+++ DATASET ROWS +++

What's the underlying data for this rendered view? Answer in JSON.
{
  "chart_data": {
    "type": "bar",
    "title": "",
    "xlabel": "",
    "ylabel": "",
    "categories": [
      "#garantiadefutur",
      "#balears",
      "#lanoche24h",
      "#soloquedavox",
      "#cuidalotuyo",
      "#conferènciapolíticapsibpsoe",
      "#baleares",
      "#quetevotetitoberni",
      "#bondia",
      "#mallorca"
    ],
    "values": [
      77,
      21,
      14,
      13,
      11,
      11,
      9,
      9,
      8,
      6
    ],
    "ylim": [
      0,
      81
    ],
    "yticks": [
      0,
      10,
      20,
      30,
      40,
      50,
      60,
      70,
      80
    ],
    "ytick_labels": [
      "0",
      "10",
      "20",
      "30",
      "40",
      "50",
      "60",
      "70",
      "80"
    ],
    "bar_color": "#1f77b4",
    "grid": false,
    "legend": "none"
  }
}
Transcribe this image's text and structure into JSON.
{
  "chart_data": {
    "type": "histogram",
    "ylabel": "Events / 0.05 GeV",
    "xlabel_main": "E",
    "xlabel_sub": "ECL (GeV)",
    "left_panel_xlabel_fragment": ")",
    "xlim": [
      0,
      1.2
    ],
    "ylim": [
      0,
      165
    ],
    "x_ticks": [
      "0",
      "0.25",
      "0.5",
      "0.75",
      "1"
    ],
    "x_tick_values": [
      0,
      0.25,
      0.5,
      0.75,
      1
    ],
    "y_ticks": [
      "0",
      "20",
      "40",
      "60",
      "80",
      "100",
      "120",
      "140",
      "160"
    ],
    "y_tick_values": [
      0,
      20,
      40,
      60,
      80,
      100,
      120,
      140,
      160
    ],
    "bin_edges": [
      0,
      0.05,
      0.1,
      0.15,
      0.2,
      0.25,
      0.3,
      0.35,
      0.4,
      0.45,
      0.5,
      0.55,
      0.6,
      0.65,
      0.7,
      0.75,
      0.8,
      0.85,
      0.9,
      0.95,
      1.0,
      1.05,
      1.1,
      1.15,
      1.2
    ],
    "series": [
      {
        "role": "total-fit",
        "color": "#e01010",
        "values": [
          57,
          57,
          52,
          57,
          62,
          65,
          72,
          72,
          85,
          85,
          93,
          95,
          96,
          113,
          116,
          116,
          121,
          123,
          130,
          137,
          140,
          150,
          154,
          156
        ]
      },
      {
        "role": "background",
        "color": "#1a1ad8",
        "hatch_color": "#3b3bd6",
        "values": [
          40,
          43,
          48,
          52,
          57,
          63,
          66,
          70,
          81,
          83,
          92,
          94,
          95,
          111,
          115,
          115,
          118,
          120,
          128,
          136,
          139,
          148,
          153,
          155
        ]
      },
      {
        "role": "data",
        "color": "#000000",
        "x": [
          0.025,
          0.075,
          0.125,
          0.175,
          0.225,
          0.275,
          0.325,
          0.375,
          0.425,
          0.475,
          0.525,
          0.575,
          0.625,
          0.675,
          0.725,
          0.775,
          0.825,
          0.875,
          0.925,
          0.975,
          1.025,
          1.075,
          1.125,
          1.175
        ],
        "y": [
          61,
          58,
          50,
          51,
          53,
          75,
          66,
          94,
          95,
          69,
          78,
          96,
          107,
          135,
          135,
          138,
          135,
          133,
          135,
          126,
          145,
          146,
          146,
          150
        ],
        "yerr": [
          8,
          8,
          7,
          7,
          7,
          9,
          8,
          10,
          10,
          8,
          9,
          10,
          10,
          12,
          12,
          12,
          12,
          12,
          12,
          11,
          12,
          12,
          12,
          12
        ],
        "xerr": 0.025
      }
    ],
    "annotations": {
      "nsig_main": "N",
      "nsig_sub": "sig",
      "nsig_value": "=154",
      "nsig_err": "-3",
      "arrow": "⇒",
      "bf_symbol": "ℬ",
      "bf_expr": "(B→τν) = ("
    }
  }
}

+++

* STATED GOAL
Copy all lines from the material that contain "this".

* RESULT BELOW
What's the underlying data for this rendered view? Answer in JSON.
Transcribe this image's text and structure into JSON.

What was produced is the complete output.